◆ MATERIAL FOR THE TASK:
•••••

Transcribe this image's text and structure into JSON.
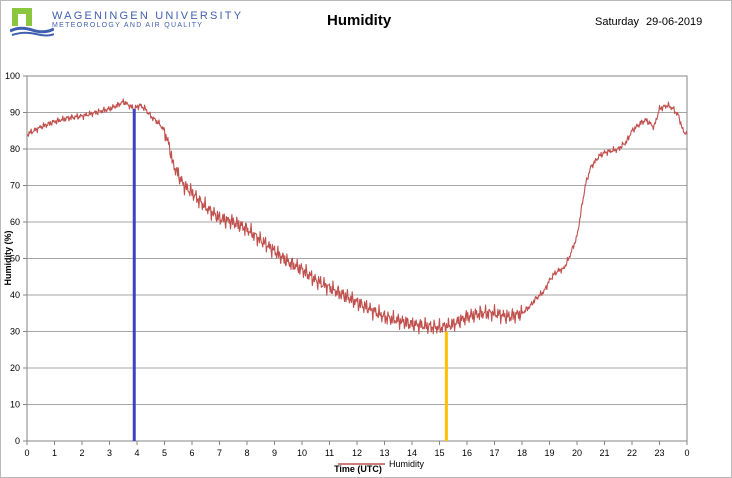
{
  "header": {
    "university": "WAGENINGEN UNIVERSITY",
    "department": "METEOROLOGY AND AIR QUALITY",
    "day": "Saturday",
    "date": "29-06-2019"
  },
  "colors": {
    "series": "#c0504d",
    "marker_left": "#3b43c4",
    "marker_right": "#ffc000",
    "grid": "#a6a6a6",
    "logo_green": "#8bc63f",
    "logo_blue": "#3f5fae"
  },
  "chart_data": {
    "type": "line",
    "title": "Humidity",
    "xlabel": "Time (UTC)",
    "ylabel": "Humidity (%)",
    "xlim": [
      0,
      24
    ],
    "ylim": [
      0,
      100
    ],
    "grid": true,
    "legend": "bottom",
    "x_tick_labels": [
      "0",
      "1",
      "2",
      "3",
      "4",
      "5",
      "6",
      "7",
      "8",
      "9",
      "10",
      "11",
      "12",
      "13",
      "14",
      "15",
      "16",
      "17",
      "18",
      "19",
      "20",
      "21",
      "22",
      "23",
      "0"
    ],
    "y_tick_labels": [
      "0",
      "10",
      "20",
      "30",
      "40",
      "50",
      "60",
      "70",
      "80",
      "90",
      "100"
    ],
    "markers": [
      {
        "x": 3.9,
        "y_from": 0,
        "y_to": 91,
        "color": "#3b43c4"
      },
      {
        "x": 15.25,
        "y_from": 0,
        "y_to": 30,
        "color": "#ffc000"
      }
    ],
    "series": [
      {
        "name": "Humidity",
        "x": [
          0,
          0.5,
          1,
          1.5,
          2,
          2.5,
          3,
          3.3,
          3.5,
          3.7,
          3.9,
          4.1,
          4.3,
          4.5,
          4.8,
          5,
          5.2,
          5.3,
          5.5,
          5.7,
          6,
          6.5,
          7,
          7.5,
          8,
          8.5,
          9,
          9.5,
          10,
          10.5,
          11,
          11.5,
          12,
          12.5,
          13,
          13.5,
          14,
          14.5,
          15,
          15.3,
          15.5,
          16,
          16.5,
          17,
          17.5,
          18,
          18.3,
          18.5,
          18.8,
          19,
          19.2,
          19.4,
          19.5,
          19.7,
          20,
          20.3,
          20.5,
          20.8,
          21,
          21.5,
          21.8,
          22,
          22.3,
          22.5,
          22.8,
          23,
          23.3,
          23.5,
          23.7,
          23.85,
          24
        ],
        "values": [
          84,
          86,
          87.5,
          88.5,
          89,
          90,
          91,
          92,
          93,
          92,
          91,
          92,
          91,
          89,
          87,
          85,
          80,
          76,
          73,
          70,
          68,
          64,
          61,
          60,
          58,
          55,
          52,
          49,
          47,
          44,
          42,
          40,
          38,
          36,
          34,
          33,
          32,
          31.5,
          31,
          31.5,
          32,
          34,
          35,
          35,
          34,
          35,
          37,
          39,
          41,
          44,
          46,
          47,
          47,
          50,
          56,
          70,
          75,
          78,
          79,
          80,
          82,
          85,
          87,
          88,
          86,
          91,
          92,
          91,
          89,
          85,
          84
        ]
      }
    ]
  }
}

•••••

◆ EXERCISE INSTRUCTIONS:
Return every line of the records exactly as given, pictures excluded.

◆ TASK OUTPUT:
Transcribe this image's text and structure into JSON.
{
  "header": {
    "university": "WAGENINGEN UNIVERSITY",
    "department": "METEOROLOGY AND AIR QUALITY",
    "day": "Saturday",
    "date": "29-06-2019"
  },
  "colors": {
    "series": "#c0504d",
    "marker_left": "#3b43c4",
    "marker_right": "#ffc000",
    "grid": "#a6a6a6",
    "logo_green": "#8bc63f",
    "logo_blue": "#3f5fae"
  },
  "chart_data": {
    "type": "line",
    "title": "Humidity",
    "xlabel": "Time (UTC)",
    "ylabel": "Humidity (%)",
    "xlim": [
      0,
      24
    ],
    "ylim": [
      0,
      100
    ],
    "grid": true,
    "legend": "bottom",
    "x_tick_labels": [
      "0",
      "1",
      "2",
      "3",
      "4",
      "5",
      "6",
      "7",
      "8",
      "9",
      "10",
      "11",
      "12",
      "13",
      "14",
      "15",
      "16",
      "17",
      "18",
      "19",
      "20",
      "21",
      "22",
      "23",
      "0"
    ],
    "y_tick_labels": [
      "0",
      "10",
      "20",
      "30",
      "40",
      "50",
      "60",
      "70",
      "80",
      "90",
      "100"
    ],
    "markers": [
      {
        "x": 3.9,
        "y_from": 0,
        "y_to": 91,
        "color": "#3b43c4"
      },
      {
        "x": 15.25,
        "y_from": 0,
        "y_to": 30,
        "color": "#ffc000"
      }
    ],
    "series": [
      {
        "name": "Humidity",
        "x": [
          0,
          0.5,
          1,
          1.5,
          2,
          2.5,
          3,
          3.3,
          3.5,
          3.7,
          3.9,
          4.1,
          4.3,
          4.5,
          4.8,
          5,
          5.2,
          5.3,
          5.5,
          5.7,
          6,
          6.5,
          7,
          7.5,
          8,
          8.5,
          9,
          9.5,
          10,
          10.5,
          11,
          11.5,
          12,
          12.5,
          13,
          13.5,
          14,
          14.5,
          15,
          15.3,
          15.5,
          16,
          16.5,
          17,
          17.5,
          18,
          18.3,
          18.5,
          18.8,
          19,
          19.2,
          19.4,
          19.5,
          19.7,
          20,
          20.3,
          20.5,
          20.8,
          21,
          21.5,
          21.8,
          22,
          22.3,
          22.5,
          22.8,
          23,
          23.3,
          23.5,
          23.7,
          23.85,
          24
        ],
        "values": [
          84,
          86,
          87.5,
          88.5,
          89,
          90,
          91,
          92,
          93,
          92,
          91,
          92,
          91,
          89,
          87,
          85,
          80,
          76,
          73,
          70,
          68,
          64,
          61,
          60,
          58,
          55,
          52,
          49,
          47,
          44,
          42,
          40,
          38,
          36,
          34,
          33,
          32,
          31.5,
          31,
          31.5,
          32,
          34,
          35,
          35,
          34,
          35,
          37,
          39,
          41,
          44,
          46,
          47,
          47,
          50,
          56,
          70,
          75,
          78,
          79,
          80,
          82,
          85,
          87,
          88,
          86,
          91,
          92,
          91,
          89,
          85,
          84
        ]
      }
    ]
  }
}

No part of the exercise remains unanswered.